___ Data records ___

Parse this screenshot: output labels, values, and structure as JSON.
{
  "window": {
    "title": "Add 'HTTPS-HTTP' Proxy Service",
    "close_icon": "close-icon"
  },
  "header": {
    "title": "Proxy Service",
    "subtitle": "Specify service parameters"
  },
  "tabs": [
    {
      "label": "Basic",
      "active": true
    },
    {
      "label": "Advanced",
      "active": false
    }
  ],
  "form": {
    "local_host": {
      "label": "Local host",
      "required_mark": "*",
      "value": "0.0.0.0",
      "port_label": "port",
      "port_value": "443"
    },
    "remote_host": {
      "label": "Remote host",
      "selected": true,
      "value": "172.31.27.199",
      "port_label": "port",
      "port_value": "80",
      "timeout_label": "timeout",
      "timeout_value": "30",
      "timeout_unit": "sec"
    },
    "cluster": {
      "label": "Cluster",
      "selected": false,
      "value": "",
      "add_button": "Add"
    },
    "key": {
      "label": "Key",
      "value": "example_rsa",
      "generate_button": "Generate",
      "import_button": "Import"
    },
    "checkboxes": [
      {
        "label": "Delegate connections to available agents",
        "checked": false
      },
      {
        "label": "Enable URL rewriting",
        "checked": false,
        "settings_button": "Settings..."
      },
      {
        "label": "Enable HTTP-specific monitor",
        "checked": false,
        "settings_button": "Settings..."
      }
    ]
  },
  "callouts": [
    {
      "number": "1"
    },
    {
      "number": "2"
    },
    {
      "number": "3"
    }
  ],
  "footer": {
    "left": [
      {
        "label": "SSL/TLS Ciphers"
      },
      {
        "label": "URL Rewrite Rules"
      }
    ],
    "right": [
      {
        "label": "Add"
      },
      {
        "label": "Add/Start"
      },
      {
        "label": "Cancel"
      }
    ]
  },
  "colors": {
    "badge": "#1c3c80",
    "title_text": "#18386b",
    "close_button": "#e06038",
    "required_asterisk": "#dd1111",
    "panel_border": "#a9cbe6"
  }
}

___

Work to complete: The answer is a single number, the count of lines in the records that contain the string "Proxy".

Response to the task: 2